Objective:
Which lines hold the string "this"? Copy every one of them.
** begin Given information **
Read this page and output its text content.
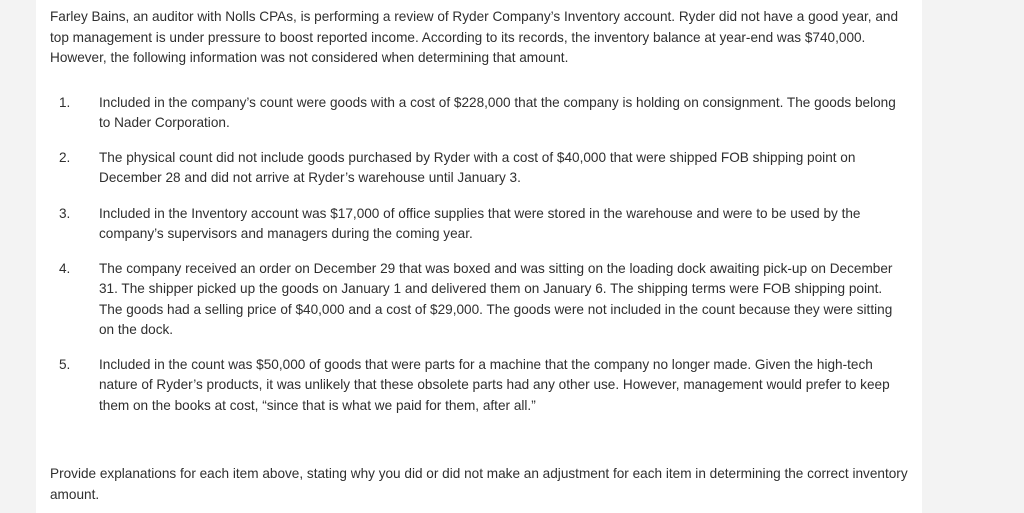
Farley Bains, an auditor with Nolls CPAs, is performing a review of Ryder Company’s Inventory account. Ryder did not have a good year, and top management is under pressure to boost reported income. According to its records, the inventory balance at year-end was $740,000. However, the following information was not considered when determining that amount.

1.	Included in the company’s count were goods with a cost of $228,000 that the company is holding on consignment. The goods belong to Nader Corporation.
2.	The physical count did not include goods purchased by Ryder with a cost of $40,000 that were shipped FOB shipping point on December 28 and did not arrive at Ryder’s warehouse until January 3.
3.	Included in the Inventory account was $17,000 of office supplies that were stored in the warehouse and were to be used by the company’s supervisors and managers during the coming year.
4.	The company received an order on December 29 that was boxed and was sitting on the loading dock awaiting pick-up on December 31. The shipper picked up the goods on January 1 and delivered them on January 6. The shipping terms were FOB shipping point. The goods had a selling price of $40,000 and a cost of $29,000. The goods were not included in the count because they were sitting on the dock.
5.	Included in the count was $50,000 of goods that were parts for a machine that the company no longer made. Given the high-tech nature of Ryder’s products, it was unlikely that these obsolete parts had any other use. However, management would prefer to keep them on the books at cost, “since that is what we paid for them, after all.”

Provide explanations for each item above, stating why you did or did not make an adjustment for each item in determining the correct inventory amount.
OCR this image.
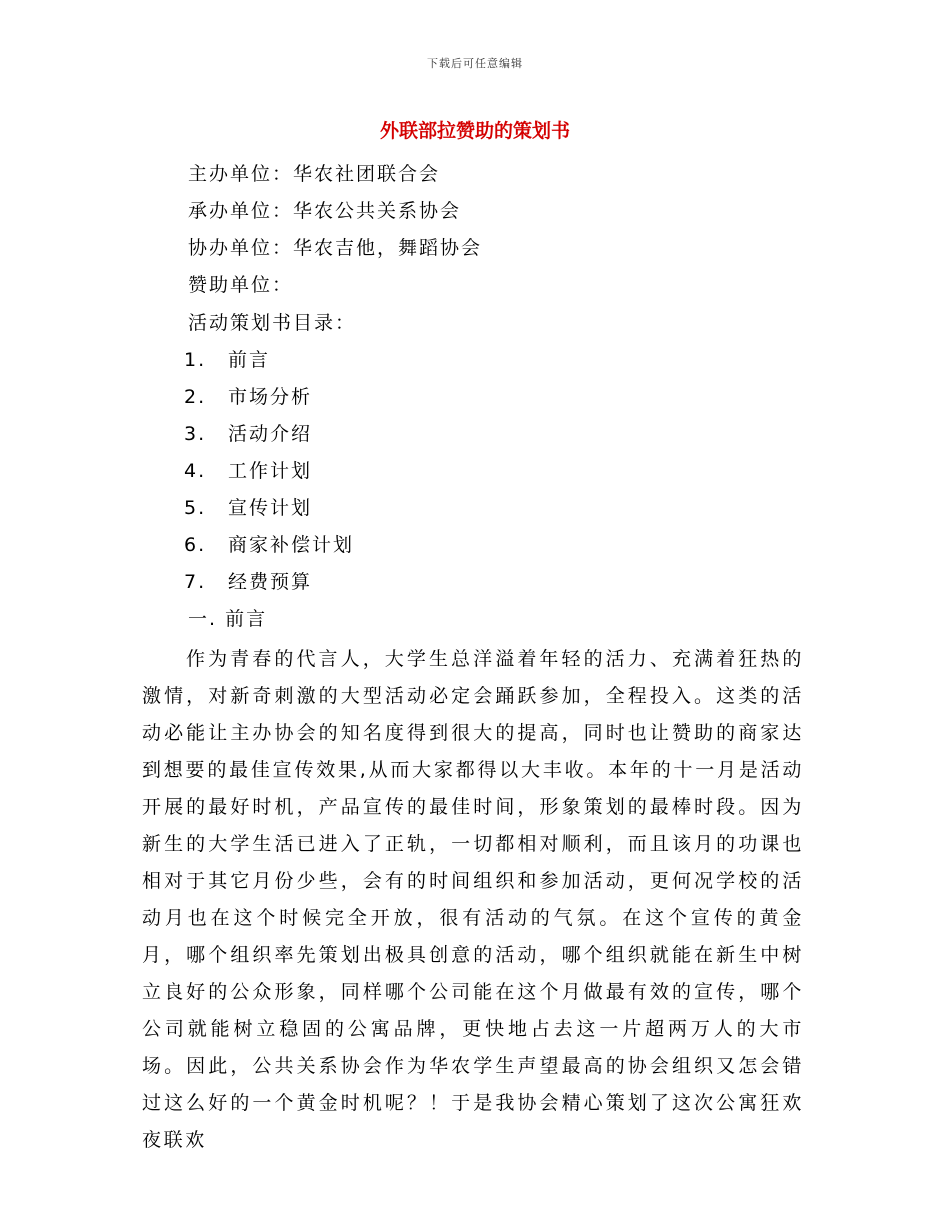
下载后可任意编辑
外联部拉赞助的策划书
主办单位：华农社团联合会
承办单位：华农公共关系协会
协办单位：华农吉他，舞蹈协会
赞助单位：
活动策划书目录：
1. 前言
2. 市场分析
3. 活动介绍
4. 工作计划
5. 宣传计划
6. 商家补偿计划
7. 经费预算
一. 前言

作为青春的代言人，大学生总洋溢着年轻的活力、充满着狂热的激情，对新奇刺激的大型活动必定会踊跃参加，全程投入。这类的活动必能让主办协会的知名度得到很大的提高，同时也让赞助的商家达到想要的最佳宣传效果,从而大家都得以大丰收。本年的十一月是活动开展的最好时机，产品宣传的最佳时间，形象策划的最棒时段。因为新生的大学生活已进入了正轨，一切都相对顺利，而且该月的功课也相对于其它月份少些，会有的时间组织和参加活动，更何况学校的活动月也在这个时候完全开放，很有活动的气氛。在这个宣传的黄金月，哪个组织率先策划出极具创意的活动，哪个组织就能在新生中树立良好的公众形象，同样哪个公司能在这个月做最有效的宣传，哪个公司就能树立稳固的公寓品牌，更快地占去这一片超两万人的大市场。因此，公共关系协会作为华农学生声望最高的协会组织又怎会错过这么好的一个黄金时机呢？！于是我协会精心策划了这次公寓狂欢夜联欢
** end Given information **
Exercise result:
Read this page and output its text content.
OCR this image.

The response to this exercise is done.